◆ **What you will do**
Because the copy must hold no pictures, return the data below with all of its words intact.
==== Source information ====
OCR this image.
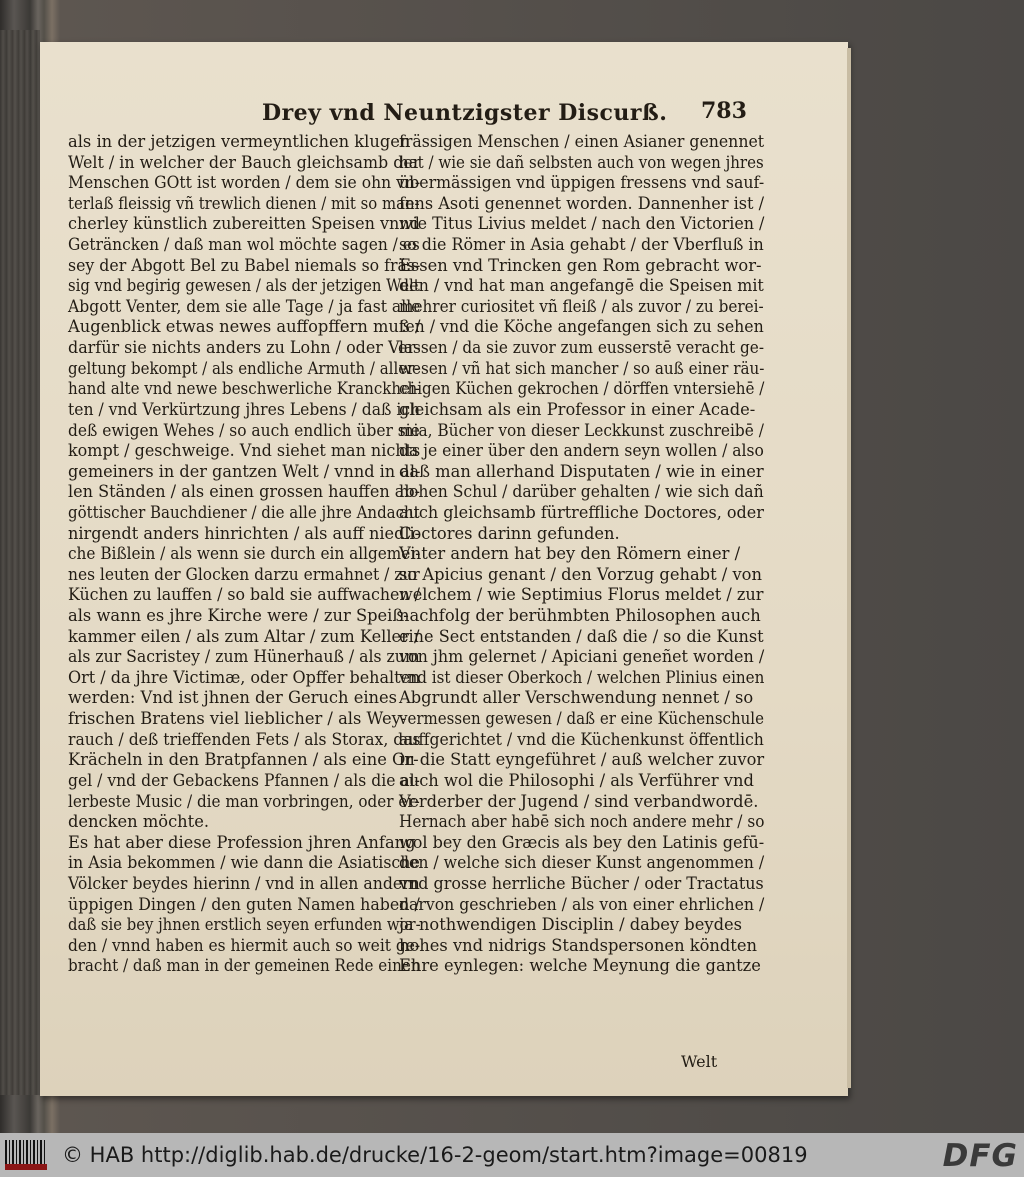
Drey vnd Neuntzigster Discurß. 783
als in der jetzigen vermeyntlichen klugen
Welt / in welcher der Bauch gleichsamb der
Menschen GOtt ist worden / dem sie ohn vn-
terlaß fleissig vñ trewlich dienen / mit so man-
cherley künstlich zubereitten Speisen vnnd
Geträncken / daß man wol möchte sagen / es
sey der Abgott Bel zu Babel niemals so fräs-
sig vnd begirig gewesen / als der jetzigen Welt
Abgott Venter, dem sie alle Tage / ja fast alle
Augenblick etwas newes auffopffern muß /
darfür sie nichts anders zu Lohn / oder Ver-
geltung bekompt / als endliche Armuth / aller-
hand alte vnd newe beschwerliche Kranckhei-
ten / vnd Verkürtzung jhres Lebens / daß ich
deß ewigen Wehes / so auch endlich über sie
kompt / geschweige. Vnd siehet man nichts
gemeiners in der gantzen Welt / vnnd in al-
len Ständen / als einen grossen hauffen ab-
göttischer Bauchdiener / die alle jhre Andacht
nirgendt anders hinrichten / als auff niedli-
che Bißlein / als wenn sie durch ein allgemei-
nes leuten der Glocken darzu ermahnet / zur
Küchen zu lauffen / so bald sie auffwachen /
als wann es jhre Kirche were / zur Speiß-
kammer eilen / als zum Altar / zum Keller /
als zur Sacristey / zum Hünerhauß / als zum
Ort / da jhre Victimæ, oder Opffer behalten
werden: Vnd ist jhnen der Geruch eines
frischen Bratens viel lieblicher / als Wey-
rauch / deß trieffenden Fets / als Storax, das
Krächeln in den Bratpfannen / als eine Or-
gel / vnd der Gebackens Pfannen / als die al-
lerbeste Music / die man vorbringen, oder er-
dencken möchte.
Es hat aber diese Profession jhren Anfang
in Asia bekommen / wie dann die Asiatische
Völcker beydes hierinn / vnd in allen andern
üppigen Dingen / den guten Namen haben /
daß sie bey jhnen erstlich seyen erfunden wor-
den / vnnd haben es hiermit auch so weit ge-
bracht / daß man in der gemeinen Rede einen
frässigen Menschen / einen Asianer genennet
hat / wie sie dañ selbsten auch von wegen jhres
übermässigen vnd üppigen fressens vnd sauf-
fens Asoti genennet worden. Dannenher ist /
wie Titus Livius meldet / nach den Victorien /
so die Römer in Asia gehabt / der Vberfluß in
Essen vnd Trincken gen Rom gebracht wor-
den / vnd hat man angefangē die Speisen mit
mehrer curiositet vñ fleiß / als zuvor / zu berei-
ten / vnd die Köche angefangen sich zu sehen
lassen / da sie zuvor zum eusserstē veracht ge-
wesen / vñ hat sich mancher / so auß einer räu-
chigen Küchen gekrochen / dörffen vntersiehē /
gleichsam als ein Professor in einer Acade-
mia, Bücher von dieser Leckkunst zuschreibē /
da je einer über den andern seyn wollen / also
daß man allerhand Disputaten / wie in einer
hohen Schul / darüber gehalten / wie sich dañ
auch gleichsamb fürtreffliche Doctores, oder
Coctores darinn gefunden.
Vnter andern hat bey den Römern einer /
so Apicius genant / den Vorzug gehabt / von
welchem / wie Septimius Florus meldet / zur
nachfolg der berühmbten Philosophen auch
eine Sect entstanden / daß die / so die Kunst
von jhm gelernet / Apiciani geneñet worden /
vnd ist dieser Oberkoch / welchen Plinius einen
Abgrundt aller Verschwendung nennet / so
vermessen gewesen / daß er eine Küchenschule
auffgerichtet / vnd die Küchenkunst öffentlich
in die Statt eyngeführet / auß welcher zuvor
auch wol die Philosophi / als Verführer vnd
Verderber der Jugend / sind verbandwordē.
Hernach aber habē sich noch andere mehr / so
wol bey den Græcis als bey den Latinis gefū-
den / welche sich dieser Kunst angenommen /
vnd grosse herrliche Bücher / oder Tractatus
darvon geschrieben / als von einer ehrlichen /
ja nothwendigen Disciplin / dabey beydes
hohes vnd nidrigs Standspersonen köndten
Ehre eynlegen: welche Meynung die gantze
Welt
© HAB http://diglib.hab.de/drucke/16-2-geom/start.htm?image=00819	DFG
====
◆ **Solution for this task**
OCR this image.
Drey vnd Neuntzigster Discurß. 783
als in der jetzigen vermeyntlichen klugen
Welt / in welcher der Bauch gleichsamb der
Menschen GOtt ist worden / dem sie ohn vn-
terlaß fleissig vñ trewlich dienen / mit so man-
cherley künstlich zubereitten Speisen vnnd
Geträncken / daß man wol möchte sagen / es
sey der Abgott Bel zu Babel niemals so fräs-
sig vnd begirig gewesen / als der jetzigen Welt
Abgott Venter, dem sie alle Tage / ja fast alle
Augenblick etwas newes auffopffern muß /
darfür sie nichts anders zu Lohn / oder Ver-
geltung bekompt / als endliche Armuth / aller-
hand alte vnd newe beschwerliche Kranckhei-
ten / vnd Verkürtzung jhres Lebens / daß ich
deß ewigen Wehes / so auch endlich über sie
kompt / geschweige. Vnd siehet man nichts
gemeiners in der gantzen Welt / vnnd in al-
len Ständen / als einen grossen hauffen ab-
göttischer Bauchdiener / die alle jhre Andacht
nirgendt anders hinrichten / als auff niedli-
che Bißlein / als wenn sie durch ein allgemei-
nes leuten der Glocken darzu ermahnet / zur
Küchen zu lauffen / so bald sie auffwachen /
als wann es jhre Kirche were / zur Speiß-
kammer eilen / als zum Altar / zum Keller /
als zur Sacristey / zum Hünerhauß / als zum
Ort / da jhre Victimæ, oder Opffer behalten
werden: Vnd ist jhnen der Geruch eines
frischen Bratens viel lieblicher / als Wey-
rauch / deß trieffenden Fets / als Storax, das
Krächeln in den Bratpfannen / als eine Or-
gel / vnd der Gebackens Pfannen / als die al-
lerbeste Music / die man vorbringen, oder er-
dencken möchte.
Es hat aber diese Profession jhren Anfang
in Asia bekommen / wie dann die Asiatische
Völcker beydes hierinn / vnd in allen andern
üppigen Dingen / den guten Namen haben /
daß sie bey jhnen erstlich seyen erfunden wor-
den / vnnd haben es hiermit auch so weit ge-
bracht / daß man in der gemeinen Rede einen
frässigen Menschen / einen Asianer genennet
hat / wie sie dañ selbsten auch von wegen jhres
übermässigen vnd üppigen fressens vnd sauf-
fens Asoti genennet worden. Dannenher ist /
wie Titus Livius meldet / nach den Victorien /
so die Römer in Asia gehabt / der Vberfluß in
Essen vnd Trincken gen Rom gebracht wor-
den / vnd hat man angefangē die Speisen mit
mehrer curiositet vñ fleiß / als zuvor / zu berei-
ten / vnd die Köche angefangen sich zu sehen
lassen / da sie zuvor zum eusserstē veracht ge-
wesen / vñ hat sich mancher / so auß einer räu-
chigen Küchen gekrochen / dörffen vntersiehē /
gleichsam als ein Professor in einer Acade-
mia, Bücher von dieser Leckkunst zuschreibē /
da je einer über den andern seyn wollen / also
daß man allerhand Disputaten / wie in einer
hohen Schul / darüber gehalten / wie sich dañ
auch gleichsamb fürtreffliche Doctores, oder
Coctores darinn gefunden.
Vnter andern hat bey den Römern einer /
so Apicius genant / den Vorzug gehabt / von
welchem / wie Septimius Florus meldet / zur
nachfolg der berühmbten Philosophen auch
eine Sect entstanden / daß die / so die Kunst
von jhm gelernet / Apiciani geneñet worden /
vnd ist dieser Oberkoch / welchen Plinius einen
Abgrundt aller Verschwendung nennet / so
vermessen gewesen / daß er eine Küchenschule
auffgerichtet / vnd die Küchenkunst öffentlich
in die Statt eyngeführet / auß welcher zuvor
auch wol die Philosophi / als Verführer vnd
Verderber der Jugend / sind verbandwordē.
Hernach aber habē sich noch andere mehr / so
wol bey den Græcis als bey den Latinis gefū-
den / welche sich dieser Kunst angenommen /
vnd grosse herrliche Bücher / oder Tractatus
darvon geschrieben / als von einer ehrlichen /
ja nothwendigen Disciplin / dabey beydes
hohes vnd nidrigs Standspersonen köndten
Ehre eynlegen: welche Meynung die gantze
Welt
© HAB http://diglib.hab.de/drucke/16-2-geom/start.htm?image=00819	DFG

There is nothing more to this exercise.